● **Written problem**:
Repeat exactly the stretch of lines that starts with the one containing "Enumerate this screenshot's" and ends with the last line of the material. Leave out pictures.

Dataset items
* * * * * * * * *
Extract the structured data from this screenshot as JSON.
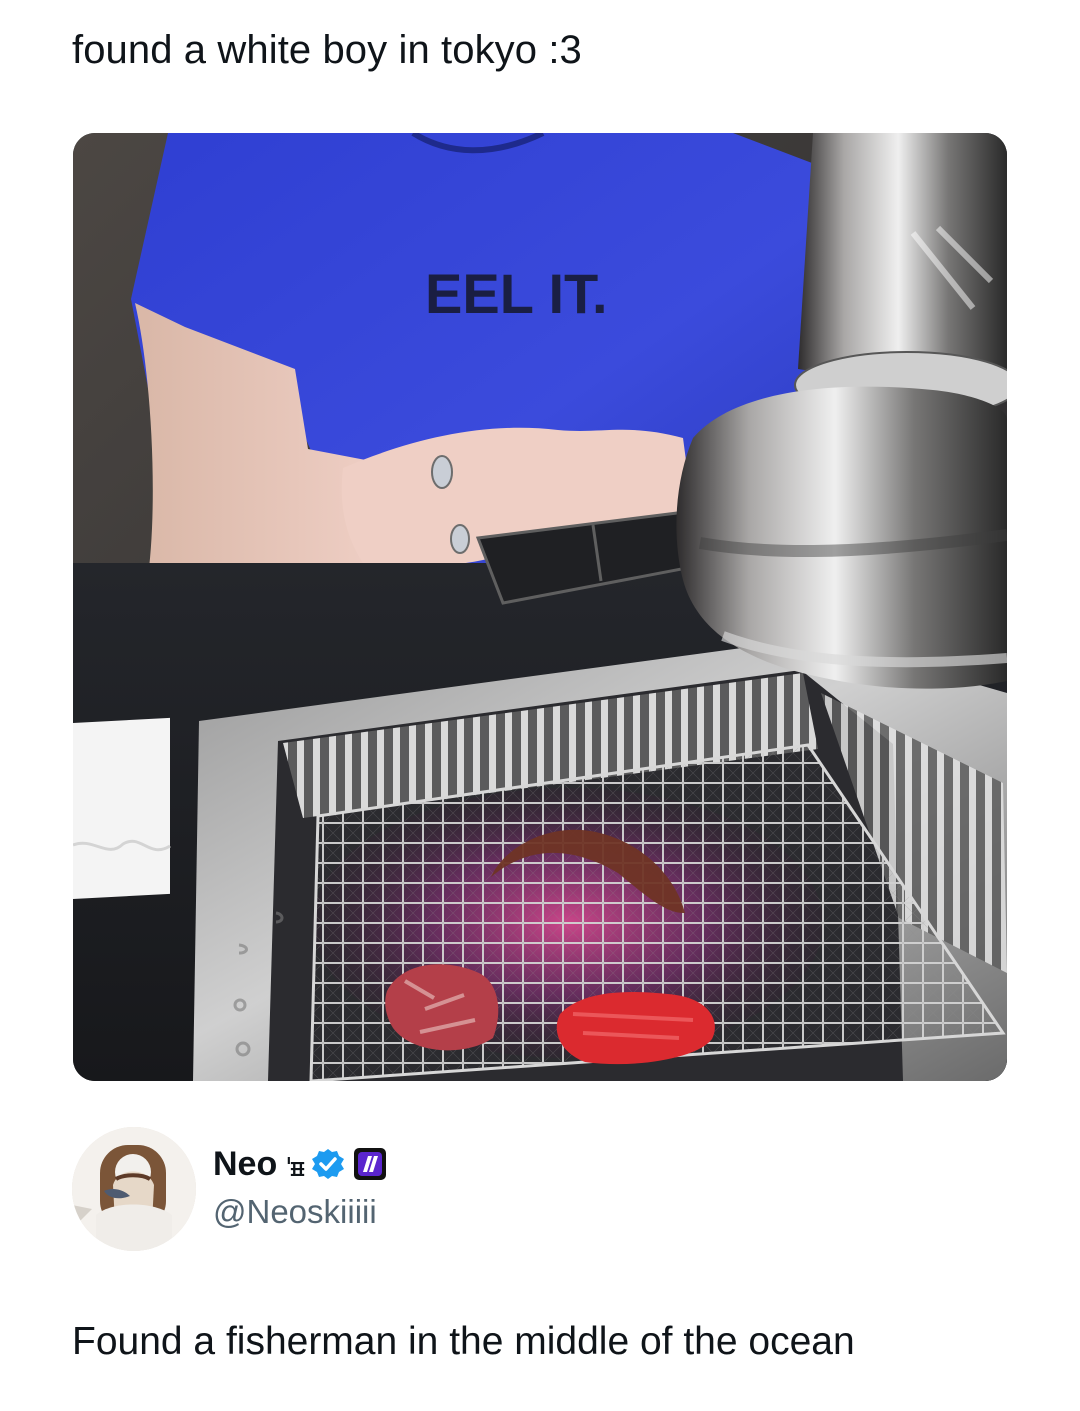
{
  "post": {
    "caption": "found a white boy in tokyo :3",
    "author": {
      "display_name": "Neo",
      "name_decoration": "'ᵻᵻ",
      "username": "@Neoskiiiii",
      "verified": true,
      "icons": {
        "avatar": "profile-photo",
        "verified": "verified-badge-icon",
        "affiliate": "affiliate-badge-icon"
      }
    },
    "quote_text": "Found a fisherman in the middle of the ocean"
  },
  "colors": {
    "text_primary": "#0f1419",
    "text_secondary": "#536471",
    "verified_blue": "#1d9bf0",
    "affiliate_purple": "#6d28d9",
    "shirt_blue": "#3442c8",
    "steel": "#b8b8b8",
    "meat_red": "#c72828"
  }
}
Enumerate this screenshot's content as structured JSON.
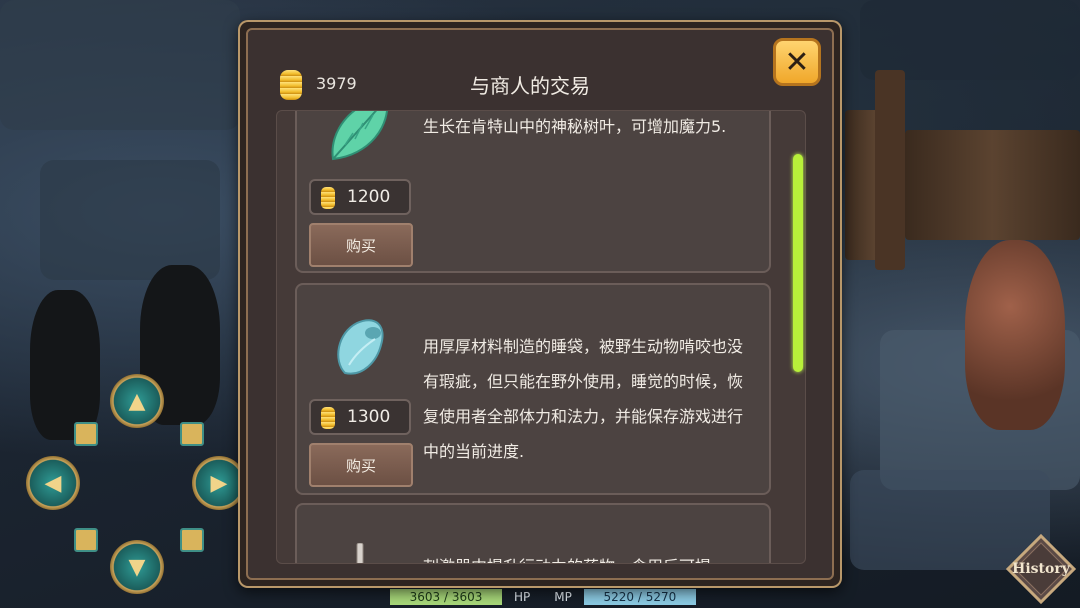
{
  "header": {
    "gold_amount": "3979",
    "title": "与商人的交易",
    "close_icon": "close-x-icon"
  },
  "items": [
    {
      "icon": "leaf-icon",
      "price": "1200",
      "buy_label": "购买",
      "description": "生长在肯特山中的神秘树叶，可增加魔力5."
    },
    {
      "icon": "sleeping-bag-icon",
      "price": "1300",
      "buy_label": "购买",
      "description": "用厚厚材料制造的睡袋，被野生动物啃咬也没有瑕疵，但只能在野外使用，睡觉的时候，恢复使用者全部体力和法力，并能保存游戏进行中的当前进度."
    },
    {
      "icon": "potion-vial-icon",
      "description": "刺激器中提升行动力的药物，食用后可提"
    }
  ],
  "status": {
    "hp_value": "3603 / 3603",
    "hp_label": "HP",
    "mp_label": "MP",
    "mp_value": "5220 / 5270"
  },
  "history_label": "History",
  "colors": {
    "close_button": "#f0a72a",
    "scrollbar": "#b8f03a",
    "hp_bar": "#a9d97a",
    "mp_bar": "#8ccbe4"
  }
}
* * * * * * * * *
● **The output**:
Enumerate this screenshot's content as structured JSON.
{
  "header": {
    "gold_amount": "3979",
    "title": "与商人的交易",
    "close_icon": "close-x-icon"
  },
  "items": [
    {
      "icon": "leaf-icon",
      "price": "1200",
      "buy_label": "购买",
      "description": "生长在肯特山中的神秘树叶，可增加魔力5."
    },
    {
      "icon": "sleeping-bag-icon",
      "price": "1300",
      "buy_label": "购买",
      "description": "用厚厚材料制造的睡袋，被野生动物啃咬也没有瑕疵，但只能在野外使用，睡觉的时候，恢复使用者全部体力和法力，并能保存游戏进行中的当前进度."
    },
    {
      "icon": "potion-vial-icon",
      "description": "刺激器中提升行动力的药物，食用后可提"
    }
  ],
  "status": {
    "hp_value": "3603 / 3603",
    "hp_label": "HP",
    "mp_label": "MP",
    "mp_value": "5220 / 5270"
  },
  "history_label": "History",
  "colors": {
    "close_button": "#f0a72a",
    "scrollbar": "#b8f03a",
    "hp_bar": "#a9d97a",
    "mp_bar": "#8ccbe4"
  }
}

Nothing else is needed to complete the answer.